◆ Exercise description ◆
Gather up all lines that carry the word "Stabilizer".

---- Data excerpts

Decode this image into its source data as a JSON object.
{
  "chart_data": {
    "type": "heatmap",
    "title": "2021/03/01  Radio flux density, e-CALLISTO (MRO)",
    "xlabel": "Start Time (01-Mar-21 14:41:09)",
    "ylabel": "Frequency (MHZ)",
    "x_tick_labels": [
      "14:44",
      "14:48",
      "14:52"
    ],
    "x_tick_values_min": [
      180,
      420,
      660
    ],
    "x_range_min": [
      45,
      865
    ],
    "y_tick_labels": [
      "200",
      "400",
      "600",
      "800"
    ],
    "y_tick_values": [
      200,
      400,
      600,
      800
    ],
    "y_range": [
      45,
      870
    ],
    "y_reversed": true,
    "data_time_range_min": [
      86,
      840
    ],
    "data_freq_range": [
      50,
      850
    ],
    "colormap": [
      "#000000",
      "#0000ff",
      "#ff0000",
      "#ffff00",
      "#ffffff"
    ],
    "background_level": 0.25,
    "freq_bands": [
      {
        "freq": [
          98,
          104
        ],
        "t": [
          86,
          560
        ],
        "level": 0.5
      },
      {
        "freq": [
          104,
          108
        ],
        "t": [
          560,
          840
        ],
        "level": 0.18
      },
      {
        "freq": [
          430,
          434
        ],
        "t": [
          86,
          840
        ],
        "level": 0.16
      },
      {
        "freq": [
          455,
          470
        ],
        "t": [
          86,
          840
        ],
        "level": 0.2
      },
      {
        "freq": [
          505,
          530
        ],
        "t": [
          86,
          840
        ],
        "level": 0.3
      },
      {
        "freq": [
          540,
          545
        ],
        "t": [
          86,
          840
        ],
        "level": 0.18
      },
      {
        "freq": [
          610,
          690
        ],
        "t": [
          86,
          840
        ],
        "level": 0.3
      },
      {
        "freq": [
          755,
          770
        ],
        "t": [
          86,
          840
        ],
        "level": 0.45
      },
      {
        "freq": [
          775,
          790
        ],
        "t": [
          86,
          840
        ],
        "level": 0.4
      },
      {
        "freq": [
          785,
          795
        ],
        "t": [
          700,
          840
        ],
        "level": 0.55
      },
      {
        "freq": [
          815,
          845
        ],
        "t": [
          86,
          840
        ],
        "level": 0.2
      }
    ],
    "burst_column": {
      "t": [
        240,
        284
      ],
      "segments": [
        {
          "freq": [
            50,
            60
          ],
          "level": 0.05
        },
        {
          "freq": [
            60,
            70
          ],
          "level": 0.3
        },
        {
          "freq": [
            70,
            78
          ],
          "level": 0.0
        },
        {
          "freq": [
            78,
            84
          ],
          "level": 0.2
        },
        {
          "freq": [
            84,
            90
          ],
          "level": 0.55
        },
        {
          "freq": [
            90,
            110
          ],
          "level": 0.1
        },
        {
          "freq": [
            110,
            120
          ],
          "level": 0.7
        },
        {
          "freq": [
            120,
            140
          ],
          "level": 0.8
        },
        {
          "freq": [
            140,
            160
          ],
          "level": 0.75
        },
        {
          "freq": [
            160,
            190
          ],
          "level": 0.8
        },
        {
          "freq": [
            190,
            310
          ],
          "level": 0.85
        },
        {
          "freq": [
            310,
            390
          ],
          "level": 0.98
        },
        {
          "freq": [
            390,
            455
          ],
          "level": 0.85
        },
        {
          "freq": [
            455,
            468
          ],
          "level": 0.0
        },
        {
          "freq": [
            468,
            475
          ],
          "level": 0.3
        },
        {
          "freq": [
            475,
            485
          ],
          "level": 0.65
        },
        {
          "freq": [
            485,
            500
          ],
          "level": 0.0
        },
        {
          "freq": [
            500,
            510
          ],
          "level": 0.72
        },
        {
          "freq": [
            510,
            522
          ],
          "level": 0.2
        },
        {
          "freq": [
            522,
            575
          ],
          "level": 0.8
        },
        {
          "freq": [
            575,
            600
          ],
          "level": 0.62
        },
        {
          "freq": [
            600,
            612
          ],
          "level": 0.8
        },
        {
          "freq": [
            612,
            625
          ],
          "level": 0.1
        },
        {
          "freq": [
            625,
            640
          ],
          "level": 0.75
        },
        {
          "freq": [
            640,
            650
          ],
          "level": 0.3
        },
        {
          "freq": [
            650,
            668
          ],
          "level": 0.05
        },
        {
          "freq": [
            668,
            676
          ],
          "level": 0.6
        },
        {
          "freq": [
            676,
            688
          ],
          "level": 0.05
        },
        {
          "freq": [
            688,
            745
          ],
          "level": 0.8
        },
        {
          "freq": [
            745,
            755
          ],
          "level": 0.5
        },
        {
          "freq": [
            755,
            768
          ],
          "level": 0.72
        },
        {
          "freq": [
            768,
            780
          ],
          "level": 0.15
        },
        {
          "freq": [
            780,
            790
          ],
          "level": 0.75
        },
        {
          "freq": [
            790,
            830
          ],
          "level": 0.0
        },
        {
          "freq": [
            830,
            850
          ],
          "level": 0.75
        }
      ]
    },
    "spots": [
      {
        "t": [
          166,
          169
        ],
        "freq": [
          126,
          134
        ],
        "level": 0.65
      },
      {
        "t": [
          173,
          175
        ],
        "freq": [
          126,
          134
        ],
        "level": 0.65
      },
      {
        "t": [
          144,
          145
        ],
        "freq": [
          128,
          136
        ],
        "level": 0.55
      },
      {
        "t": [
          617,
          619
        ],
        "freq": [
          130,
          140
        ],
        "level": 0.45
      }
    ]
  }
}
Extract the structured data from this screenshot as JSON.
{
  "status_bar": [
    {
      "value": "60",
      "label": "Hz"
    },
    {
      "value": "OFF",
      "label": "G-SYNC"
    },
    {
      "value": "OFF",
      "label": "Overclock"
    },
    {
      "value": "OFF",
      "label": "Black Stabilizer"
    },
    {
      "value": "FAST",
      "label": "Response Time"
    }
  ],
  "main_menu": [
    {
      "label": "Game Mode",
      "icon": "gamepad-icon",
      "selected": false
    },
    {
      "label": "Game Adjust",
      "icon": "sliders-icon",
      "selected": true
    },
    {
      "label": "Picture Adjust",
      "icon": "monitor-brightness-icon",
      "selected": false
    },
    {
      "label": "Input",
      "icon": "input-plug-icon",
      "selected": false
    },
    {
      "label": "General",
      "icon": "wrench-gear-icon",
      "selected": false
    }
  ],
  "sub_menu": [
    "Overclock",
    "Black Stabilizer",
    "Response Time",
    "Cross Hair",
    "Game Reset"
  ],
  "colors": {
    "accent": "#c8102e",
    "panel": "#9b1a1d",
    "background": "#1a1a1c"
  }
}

--------

◆ Finished task ◆
      "label": "Black Stabilizer"
    "Black Stabilizer",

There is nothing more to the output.